* WHAT YOU ARE ASKED TO DO:
Transcribe the listing exactly, leaving out every picture.

## START EXERCISE DATA

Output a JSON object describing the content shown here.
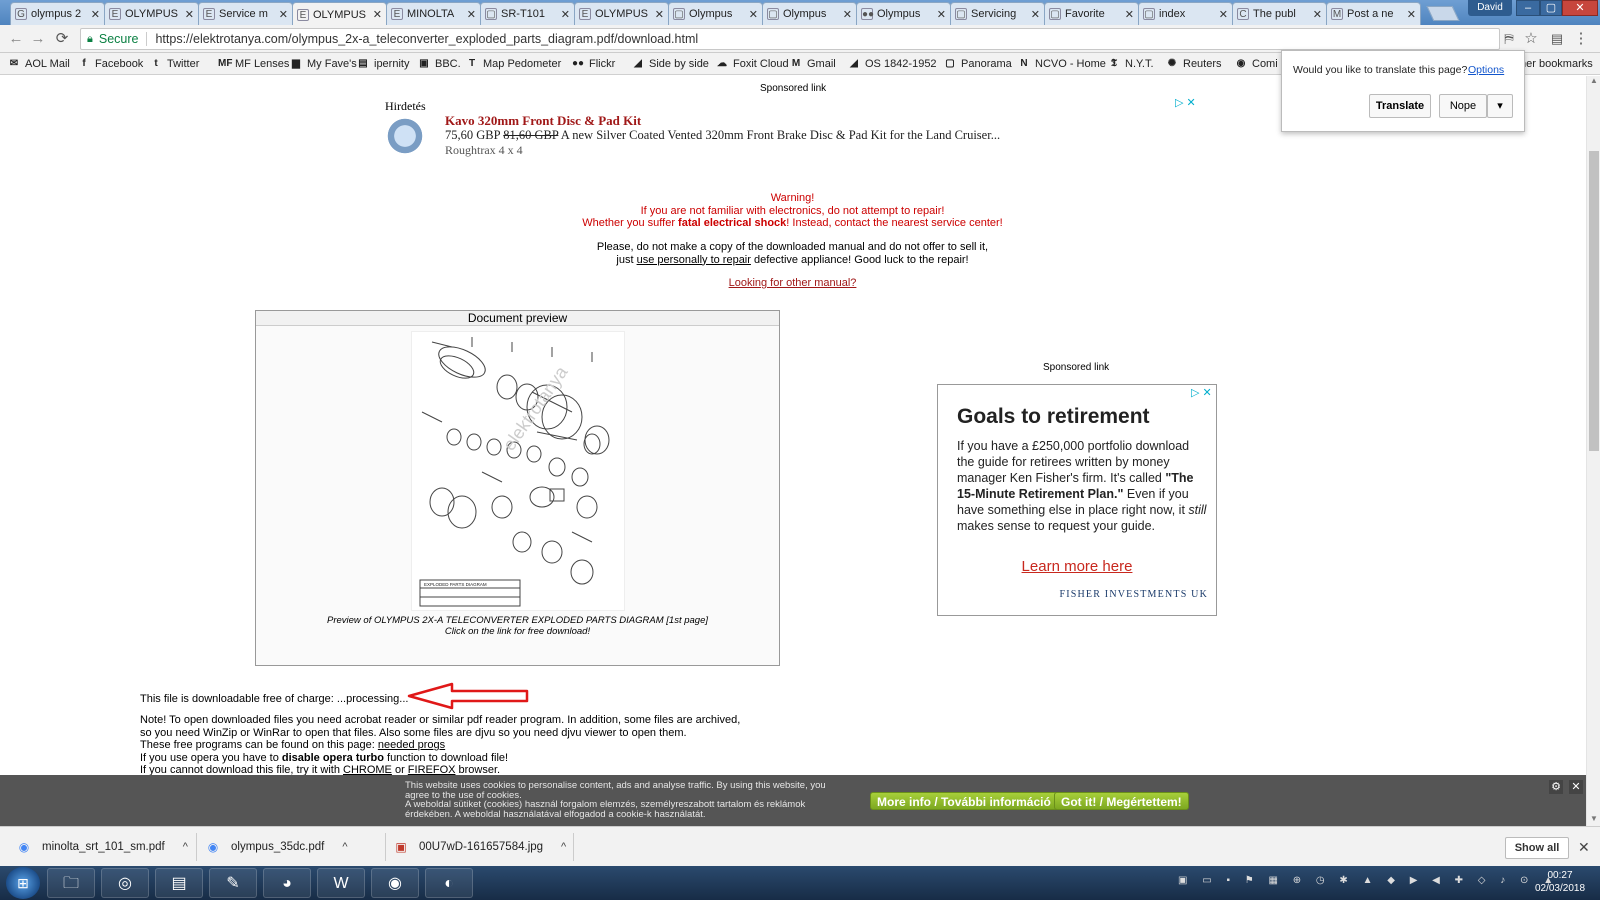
{
  "tabs": [
    {
      "icon": "G",
      "label": "olympus 2"
    },
    {
      "icon": "E",
      "label": "OLYMPUS"
    },
    {
      "icon": "E",
      "label": "Service m"
    },
    {
      "icon": "E",
      "label": "OLYMPUS",
      "active": true
    },
    {
      "icon": "E",
      "label": "MINOLTA"
    },
    {
      "icon": "▢",
      "label": "SR-T101"
    },
    {
      "icon": "E",
      "label": "OLYMPUS"
    },
    {
      "icon": "▢",
      "label": "Olympus"
    },
    {
      "icon": "▢",
      "label": "Olympus"
    },
    {
      "icon": "●●",
      "label": "Olympus"
    },
    {
      "icon": "▢",
      "label": "Servicing"
    },
    {
      "icon": "▢",
      "label": "Favorite"
    },
    {
      "icon": "▢",
      "label": "index"
    },
    {
      "icon": "C",
      "label": "The publ"
    },
    {
      "icon": "M",
      "label": "Post a ne"
    }
  ],
  "window": {
    "user": "David",
    "minimize": "–",
    "maximize": "▢",
    "close": "✕"
  },
  "toolbar": {
    "back": "←",
    "forward": "→",
    "reload": "⟳",
    "secure_label": "Secure",
    "url": "https://elektrotanya.com/olympus_2x-a_teleconverter_exploded_parts_diagram.pdf/download.html",
    "translate_icon": "⛿",
    "star_icon": "☆",
    "ext_icon": "▤",
    "menu_icon": "⋮"
  },
  "bookmarks": [
    {
      "icon": "✉",
      "label": "AOL Mail"
    },
    {
      "icon": "f",
      "label": "Facebook"
    },
    {
      "icon": "t",
      "label": "Twitter"
    },
    {
      "icon": "MF",
      "label": "MF Lenses"
    },
    {
      "icon": "▆",
      "label": "My Fave's"
    },
    {
      "icon": "▤",
      "label": "ipernity"
    },
    {
      "icon": "▣",
      "label": "BBC."
    },
    {
      "icon": "T",
      "label": "Map Pedometer"
    },
    {
      "icon": "●●",
      "label": "Flickr"
    },
    {
      "icon": "◢",
      "label": "Side by side"
    },
    {
      "icon": "☁",
      "label": "Foxit Cloud"
    },
    {
      "icon": "M",
      "label": "Gmail"
    },
    {
      "icon": "◢",
      "label": "OS 1842-1952"
    },
    {
      "icon": "▢",
      "label": "Panorama"
    },
    {
      "icon": "N",
      "label": "NCVO - Home"
    },
    {
      "icon": "𝕿",
      "label": "N.Y.T."
    },
    {
      "icon": "✺",
      "label": "Reuters"
    },
    {
      "icon": "◉",
      "label": "Comi"
    }
  ],
  "bookmarks_other": "her bookmarks",
  "translate_popup": {
    "question": "Would you like to translate this page?",
    "options": "Options",
    "translate": "Translate",
    "nope": "Nope",
    "dropdown": "▾"
  },
  "ad_top": {
    "sponsored": "Sponsored link",
    "label": "Hirdetés",
    "title": "Kavo 320mm Front Disc & Pad Kit",
    "price": "75,60 GBP",
    "old_price": "81,60 GBP",
    "description": "A new Silver Coated Vented 320mm Front Brake Disc & Pad Kit for the Land Cruiser...",
    "source": "Roughtrax 4 x 4",
    "adchoice": "▷ ✕"
  },
  "warning": {
    "line1": "Warning!",
    "line2": "If you are not familiar with electronics, do not attempt to repair!",
    "line3_pre": "Whether you suffer ",
    "line3_bold": "fatal electrical shock",
    "line3_post": "! Instead, contact the nearest service center!"
  },
  "please": {
    "line1": "Please, do not make a copy of the downloaded manual and do not offer to sell it,",
    "line2_pre": "just ",
    "line2_link": "use personally to repair",
    "line2_post": " defective appliance! Good luck to the repair!"
  },
  "other_manual": "Looking for other manual?",
  "preview": {
    "header": "Document preview",
    "caption1": "Preview of OLYMPUS 2X-A TELECONVERTER EXPLODED PARTS DIAGRAM [1st page]",
    "caption2": "Click on the link for free download!",
    "doc_title": "EXPLODED PARTS DIAGRAM"
  },
  "ad_right": {
    "sponsored": "Sponsored link",
    "adchoice": "▷ ✕",
    "headline": "Goals to retirement",
    "body_pre": "If you have a £250,000 portfolio download the guide for retirees written by money manager Ken Fisher's firm. It's called ",
    "body_bold": "\"The 15-Minute Retirement Plan.\"",
    "body_mid": " Even if you have something else in place right now, it ",
    "body_italic": "still",
    "body_post": " makes sense to request your guide.",
    "cta": "Learn more here",
    "brand": "FISHER INVESTMENTS UK"
  },
  "download": {
    "text": "This file is downloadable free of charge:",
    "status": "...processing..."
  },
  "note": {
    "l1": "Note! To open downloaded files you need acrobat reader or similar pdf reader program. In addition, some files are archived,",
    "l2": "so you need WinZip or WinRar to open that files. Also some files are djvu so you need djvu viewer to open them.",
    "l3_pre": "These free programs can be found on this page: ",
    "l3_link": "needed progs",
    "l4_pre": "If you use opera you have to ",
    "l4_bold": "disable opera turbo",
    "l4_post": " function to download file!",
    "l5_pre": "If you cannot download this file, try it with ",
    "l5_link1": "CHROME",
    "l5_mid": " or ",
    "l5_link2": "FIREFOX",
    "l5_post": " browser."
  },
  "cookie": {
    "text_en": "This website uses cookies to personalise content, ads and analyse traffic. By using this website, you agree to the use of cookies.",
    "text_hu": "A weboldal sütiket (cookies) használ forgalom elemzés, személyreszabott tartalom és reklámok érdekében. A weboldal használatával elfogadod a cookie-k használatát.",
    "more_info": "More info / További információ",
    "got_it": "Got it! / Megértettem!",
    "gear": "⚙",
    "close": "✕"
  },
  "downloads": [
    {
      "icon": "◉",
      "name": "minolta_srt_101_sm.pdf"
    },
    {
      "icon": "◉",
      "name": "olympus_35dc.pdf"
    },
    {
      "icon": "▣",
      "name": "00U7wD-161657584.jpg"
    }
  ],
  "downloads_chevron": "^",
  "downloads_show_all": "Show all",
  "downloads_close": "✕",
  "taskbar": {
    "start": "⊞",
    "apps": [
      "🗀",
      "◎",
      "▤",
      "✎",
      "◕",
      "W",
      "◉",
      "◐"
    ],
    "tray": "▣ ▭ ▪ ⚑ ▦ ⊕ ◷ ✱ ▲ ◆ ▶ ◀ ✚ ◇ ♪ ⊙ ▲",
    "time": "00:27",
    "date": "02/03/2018"
  },
  "colors": {
    "warning": "#cc0000",
    "link": "#a01818",
    "cookie_btn": "#8ab52a",
    "secure": "#0b8043"
  }
}
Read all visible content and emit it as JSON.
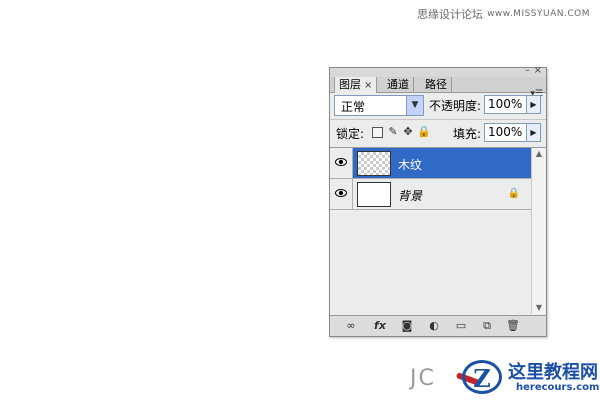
{
  "watermark_top": {
    "text": "思缘设计论坛",
    "url": "www.MISSYUAN.COM"
  },
  "panel": {
    "title_min": "–",
    "title_close": "×",
    "menu_icon": "panel-menu-icon",
    "tabs": [
      {
        "label": "图层",
        "close": "×"
      },
      {
        "label": "通道"
      },
      {
        "label": "路径"
      }
    ],
    "blend_mode": "正常",
    "opacity_label": "不透明度:",
    "opacity_value": "100%",
    "lock_label": "锁定:",
    "fill_label": "填充:",
    "fill_value": "100%",
    "layers": [
      {
        "name": "木纹",
        "selected": true
      },
      {
        "name": "背景",
        "selected": false,
        "locked": true
      }
    ],
    "bottom_icons": [
      "link-layers-icon",
      "fx-icon",
      "mask-icon",
      "adjustment-icon",
      "group-icon",
      "new-layer-icon",
      "trash-icon"
    ]
  },
  "watermark_bottom": {
    "jc": "JC",
    "logo_letter": "Z",
    "site_name": "这里教程网",
    "site_domain": "herecours.com"
  }
}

## END EXERCISE DATA

* TASK OUTPUT:
Output a JSON object describing the content shown here.
{
  "tabs": [
    {
      "icon": "G",
      "label": "olympus 2"
    },
    {
      "icon": "E",
      "label": "OLYMPUS"
    },
    {
      "icon": "E",
      "label": "Service m"
    },
    {
      "icon": "E",
      "label": "OLYMPUS",
      "active": true
    },
    {
      "icon": "E",
      "label": "MINOLTA"
    },
    {
      "icon": "▢",
      "label": "SR-T101"
    },
    {
      "icon": "E",
      "label": "OLYMPUS"
    },
    {
      "icon": "▢",
      "label": "Olympus"
    },
    {
      "icon": "▢",
      "label": "Olympus"
    },
    {
      "icon": "●●",
      "label": "Olympus"
    },
    {
      "icon": "▢",
      "label": "Servicing"
    },
    {
      "icon": "▢",
      "label": "Favorite"
    },
    {
      "icon": "▢",
      "label": "index"
    },
    {
      "icon": "C",
      "label": "The publ"
    },
    {
      "icon": "M",
      "label": "Post a ne"
    }
  ],
  "window": {
    "user": "David",
    "minimize": "–",
    "maximize": "▢",
    "close": "✕"
  },
  "toolbar": {
    "back": "←",
    "forward": "→",
    "reload": "⟳",
    "secure_label": "Secure",
    "url": "https://elektrotanya.com/olympus_2x-a_teleconverter_exploded_parts_diagram.pdf/download.html",
    "translate_icon": "⛿",
    "star_icon": "☆",
    "ext_icon": "▤",
    "menu_icon": "⋮"
  },
  "bookmarks": [
    {
      "icon": "✉",
      "label": "AOL Mail"
    },
    {
      "icon": "f",
      "label": "Facebook"
    },
    {
      "icon": "t",
      "label": "Twitter"
    },
    {
      "icon": "MF",
      "label": "MF Lenses"
    },
    {
      "icon": "▆",
      "label": "My Fave's"
    },
    {
      "icon": "▤",
      "label": "ipernity"
    },
    {
      "icon": "▣",
      "label": "BBC."
    },
    {
      "icon": "T",
      "label": "Map Pedometer"
    },
    {
      "icon": "●●",
      "label": "Flickr"
    },
    {
      "icon": "◢",
      "label": "Side by side"
    },
    {
      "icon": "☁",
      "label": "Foxit Cloud"
    },
    {
      "icon": "M",
      "label": "Gmail"
    },
    {
      "icon": "◢",
      "label": "OS 1842-1952"
    },
    {
      "icon": "▢",
      "label": "Panorama"
    },
    {
      "icon": "N",
      "label": "NCVO - Home"
    },
    {
      "icon": "𝕿",
      "label": "N.Y.T."
    },
    {
      "icon": "✺",
      "label": "Reuters"
    },
    {
      "icon": "◉",
      "label": "Comi"
    }
  ],
  "bookmarks_other": "her bookmarks",
  "translate_popup": {
    "question": "Would you like to translate this page?",
    "options": "Options",
    "translate": "Translate",
    "nope": "Nope",
    "dropdown": "▾"
  },
  "ad_top": {
    "sponsored": "Sponsored link",
    "label": "Hirdetés",
    "title": "Kavo 320mm Front Disc & Pad Kit",
    "price": "75,60 GBP",
    "old_price": "81,60 GBP",
    "description": "A new Silver Coated Vented 320mm Front Brake Disc & Pad Kit for the Land Cruiser...",
    "source": "Roughtrax 4 x 4",
    "adchoice": "▷ ✕"
  },
  "warning": {
    "line1": "Warning!",
    "line2": "If you are not familiar with electronics, do not attempt to repair!",
    "line3_pre": "Whether you suffer ",
    "line3_bold": "fatal electrical shock",
    "line3_post": "! Instead, contact the nearest service center!"
  },
  "please": {
    "line1": "Please, do not make a copy of the downloaded manual and do not offer to sell it,",
    "line2_pre": "just ",
    "line2_link": "use personally to repair",
    "line2_post": " defective appliance! Good luck to the repair!"
  },
  "other_manual": "Looking for other manual?",
  "preview": {
    "header": "Document preview",
    "caption1": "Preview of OLYMPUS 2X-A TELECONVERTER EXPLODED PARTS DIAGRAM [1st page]",
    "caption2": "Click on the link for free download!",
    "doc_title": "EXPLODED PARTS DIAGRAM"
  },
  "ad_right": {
    "sponsored": "Sponsored link",
    "adchoice": "▷ ✕",
    "headline": "Goals to retirement",
    "body_pre": "If you have a £250,000 portfolio download the guide for retirees written by money manager Ken Fisher's firm. It's called ",
    "body_bold": "\"The 15-Minute Retirement Plan.\"",
    "body_mid": " Even if you have something else in place right now, it ",
    "body_italic": "still",
    "body_post": " makes sense to request your guide.",
    "cta": "Learn more here",
    "brand": "FISHER INVESTMENTS UK"
  },
  "download": {
    "text": "This file is downloadable free of charge:",
    "status": "...processing..."
  },
  "note": {
    "l1": "Note! To open downloaded files you need acrobat reader or similar pdf reader program. In addition, some files are archived,",
    "l2": "so you need WinZip or WinRar to open that files. Also some files are djvu so you need djvu viewer to open them.",
    "l3_pre": "These free programs can be found on this page: ",
    "l3_link": "needed progs",
    "l4_pre": "If you use opera you have to ",
    "l4_bold": "disable opera turbo",
    "l4_post": " function to download file!",
    "l5_pre": "If you cannot download this file, try it with ",
    "l5_link1": "CHROME",
    "l5_mid": " or ",
    "l5_link2": "FIREFOX",
    "l5_post": " browser."
  },
  "cookie": {
    "text_en": "This website uses cookies to personalise content, ads and analyse traffic. By using this website, you agree to the use of cookies.",
    "text_hu": "A weboldal sütiket (cookies) használ forgalom elemzés, személyreszabott tartalom és reklámok érdekében. A weboldal használatával elfogadod a cookie-k használatát.",
    "more_info": "More info / További információ",
    "got_it": "Got it! / Megértettem!",
    "gear": "⚙",
    "close": "✕"
  },
  "downloads": [
    {
      "icon": "◉",
      "name": "minolta_srt_101_sm.pdf"
    },
    {
      "icon": "◉",
      "name": "olympus_35dc.pdf"
    },
    {
      "icon": "▣",
      "name": "00U7wD-161657584.jpg"
    }
  ],
  "downloads_chevron": "^",
  "downloads_show_all": "Show all",
  "downloads_close": "✕",
  "taskbar": {
    "start": "⊞",
    "apps": [
      "🗀",
      "◎",
      "▤",
      "✎",
      "◕",
      "W",
      "◉",
      "◐"
    ],
    "tray": "▣ ▭ ▪ ⚑ ▦ ⊕ ◷ ✱ ▲ ◆ ▶ ◀ ✚ ◇ ♪ ⊙ ▲",
    "time": "00:27",
    "date": "02/03/2018"
  },
  "colors": {
    "warning": "#cc0000",
    "link": "#a01818",
    "cookie_btn": "#8ab52a",
    "secure": "#0b8043"
  }
}
Read all visible content and emit it as JSON.
{
  "watermark_top": {
    "text": "思缘设计论坛",
    "url": "www.MISSYUAN.COM"
  },
  "panel": {
    "title_min": "–",
    "title_close": "×",
    "menu_icon": "panel-menu-icon",
    "tabs": [
      {
        "label": "图层",
        "close": "×"
      },
      {
        "label": "通道"
      },
      {
        "label": "路径"
      }
    ],
    "blend_mode": "正常",
    "opacity_label": "不透明度:",
    "opacity_value": "100%",
    "lock_label": "锁定:",
    "fill_label": "填充:",
    "fill_value": "100%",
    "layers": [
      {
        "name": "木纹",
        "selected": true
      },
      {
        "name": "背景",
        "selected": false,
        "locked": true
      }
    ],
    "bottom_icons": [
      "link-layers-icon",
      "fx-icon",
      "mask-icon",
      "adjustment-icon",
      "group-icon",
      "new-layer-icon",
      "trash-icon"
    ]
  },
  "watermark_bottom": {
    "jc": "JC",
    "logo_letter": "Z",
    "site_name": "这里教程网",
    "site_domain": "herecours.com"
  }
}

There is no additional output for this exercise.